*MATERIAL PROVIDED*:
# # # #
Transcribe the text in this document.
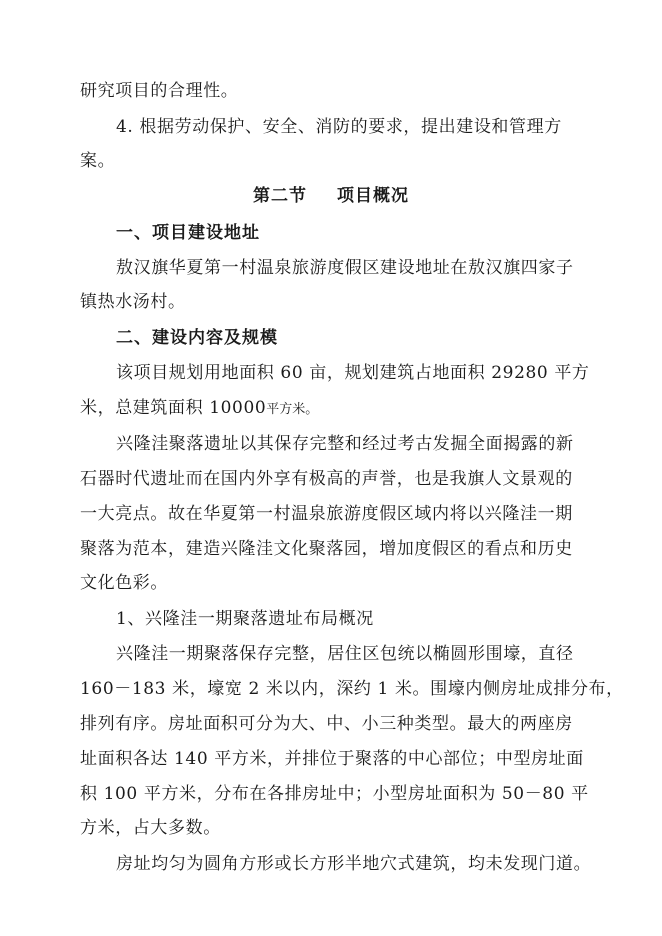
研究项目的合理性。
4. 根据劳动保护、安全、消防的要求，提出建设和管理方
案。
第二节 项目概况
一、项目建设地址
敖汉旗华夏第一村温泉旅游度假区建设地址在敖汉旗四家子
镇热水汤村。
二、建设内容及规模
该项目规划用地面积 60 亩，规划建筑占地面积 29280 平方
米，总建筑面积 10000平方米。
兴隆洼聚落遗址以其保存完整和经过考古发掘全面揭露的新
石器时代遗址而在国内外享有极高的声誉，也是我旗人文景观的
一大亮点。故在华夏第一村温泉旅游度假区域内将以兴隆洼一期
聚落为范本，建造兴隆洼文化聚落园，增加度假区的看点和历史
文化色彩。
1、兴隆洼一期聚落遗址布局概况
兴隆洼一期聚落保存完整，居住区包统以椭圆形围壕，直径
160－183 米，壕宽 2 米以内，深约 1 米。围壕内侧房址成排分布，
排列有序。房址面积可分为大、中、小三种类型。最大的两座房
址面积各达 140 平方米，并排位于聚落的中心部位；中型房址面
积 100 平方米，分布在各排房址中；小型房址面积为 50－80 平
方米，占大多数。
房址均匀为圆角方形或长方形半地穴式建筑，均未发现门道。
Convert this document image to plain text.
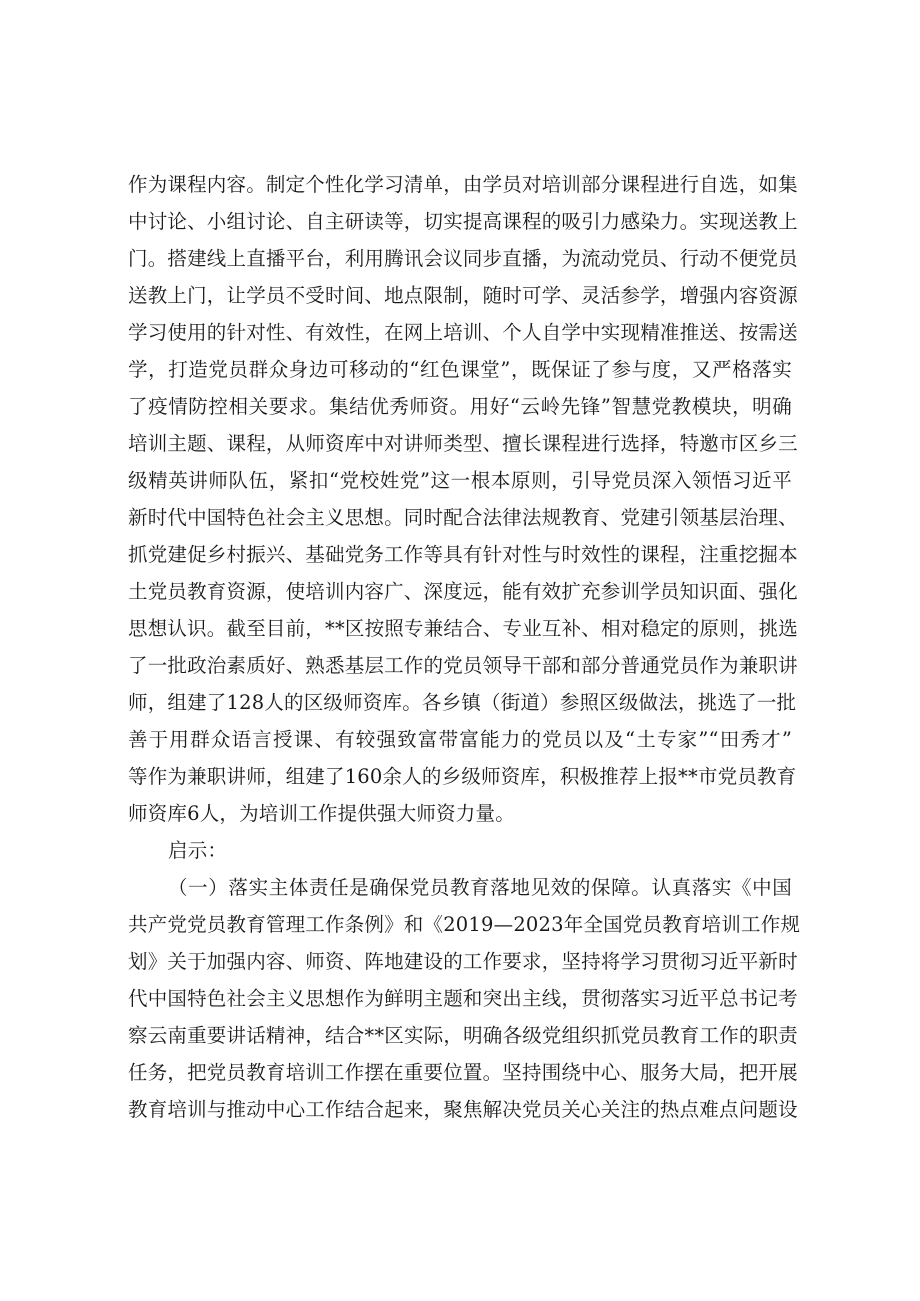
作为课程内容。制定个性化学习清单，由学员对培训部分课程进行自选，如集
中讨论、小组讨论、自主研读等，切实提高课程的吸引力感染力。实现送教上
门。搭建线上直播平台，利用腾讯会议同步直播，为流动党员、行动不便党员
送教上门，让学员不受时间、地点限制，随时可学、灵活参学，增强内容资源
学习使用的针对性、有效性，在网上培训、个人自学中实现精准推送、按需送
学，打造党员群众身边可移动的“红色课堂”，既保证了参与度，又严格落实
了疫情防控相关要求。集结优秀师资。用好“云岭先锋”智慧党教模块，明确
培训主题、课程，从师资库中对讲师类型、擅长课程进行选择，特邀市区乡三
级精英讲师队伍，紧扣“党校姓党”这一根本原则，引导党员深入领悟习近平
新时代中国特色社会主义思想。同时配合法律法规教育、党建引领基层治理、
抓党建促乡村振兴、基础党务工作等具有针对性与时效性的课程，注重挖掘本
土党员教育资源，使培训内容广、深度远，能有效扩充参训学员知识面、强化
思想认识。截至目前，**区按照专兼结合、专业互补、相对稳定的原则，挑选
了一批政治素质好、熟悉基层工作的党员领导干部和部分普通党员作为兼职讲
师，组建了128人的区级师资库。各乡镇（街道）参照区级做法，挑选了一批
善于用群众语言授课、有较强致富带富能力的党员以及“土专家”“田秀才”
等作为兼职讲师，组建了160余人的乡级师资库，积极推荐上报**市党员教育
师资库6人，为培训工作提供强大师资力量。
启示：
（一）落实主体责任是确保党员教育落地见效的保障。认真落实《中国
共产党党员教育管理工作条例》和《2019—2023年全国党员教育培训工作规
划》关于加强内容、师资、阵地建设的工作要求，坚持将学习贯彻习近平新时
代中国特色社会主义思想作为鲜明主题和突出主线，贯彻落实习近平总书记考
察云南重要讲话精神，结合**区实际，明确各级党组织抓党员教育工作的职责
任务，把党员教育培训工作摆在重要位置。坚持围绕中心、服务大局，把开展
教育培训与推动中心工作结合起来，聚焦解决党员关心关注的热点难点问题设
# # # #
Copy out exactly the lines between the line that contains "Convert this document image to plain text." and the last line of the records, both ends included; leave out every picture.

*ANSWER TO THIS TASK*:
Convert this document image to plain text.
作为课程内容。制定个性化学习清单，由学员对培训部分课程进行自选，如集
中讨论、小组讨论、自主研读等，切实提高课程的吸引力感染力。实现送教上
门。搭建线上直播平台，利用腾讯会议同步直播，为流动党员、行动不便党员
送教上门，让学员不受时间、地点限制，随时可学、灵活参学，增强内容资源
学习使用的针对性、有效性，在网上培训、个人自学中实现精准推送、按需送
学，打造党员群众身边可移动的“红色课堂”，既保证了参与度，又严格落实
了疫情防控相关要求。集结优秀师资。用好“云岭先锋”智慧党教模块，明确
培训主题、课程，从师资库中对讲师类型、擅长课程进行选择，特邀市区乡三
级精英讲师队伍，紧扣“党校姓党”这一根本原则，引导党员深入领悟习近平
新时代中国特色社会主义思想。同时配合法律法规教育、党建引领基层治理、
抓党建促乡村振兴、基础党务工作等具有针对性与时效性的课程，注重挖掘本
土党员教育资源，使培训内容广、深度远，能有效扩充参训学员知识面、强化
思想认识。截至目前，**区按照专兼结合、专业互补、相对稳定的原则，挑选
了一批政治素质好、熟悉基层工作的党员领导干部和部分普通党员作为兼职讲
师，组建了128人的区级师资库。各乡镇（街道）参照区级做法，挑选了一批
善于用群众语言授课、有较强致富带富能力的党员以及“土专家”“田秀才”
等作为兼职讲师，组建了160余人的乡级师资库，积极推荐上报**市党员教育
师资库6人，为培训工作提供强大师资力量。
启示：
（一）落实主体责任是确保党员教育落地见效的保障。认真落实《中国
共产党党员教育管理工作条例》和《2019—2023年全国党员教育培训工作规
划》关于加强内容、师资、阵地建设的工作要求，坚持将学习贯彻习近平新时
代中国特色社会主义思想作为鲜明主题和突出主线，贯彻落实习近平总书记考
察云南重要讲话精神，结合**区实际，明确各级党组织抓党员教育工作的职责
任务，把党员教育培训工作摆在重要位置。坚持围绕中心、服务大局，把开展
教育培训与推动中心工作结合起来，聚焦解决党员关心关注的热点难点问题设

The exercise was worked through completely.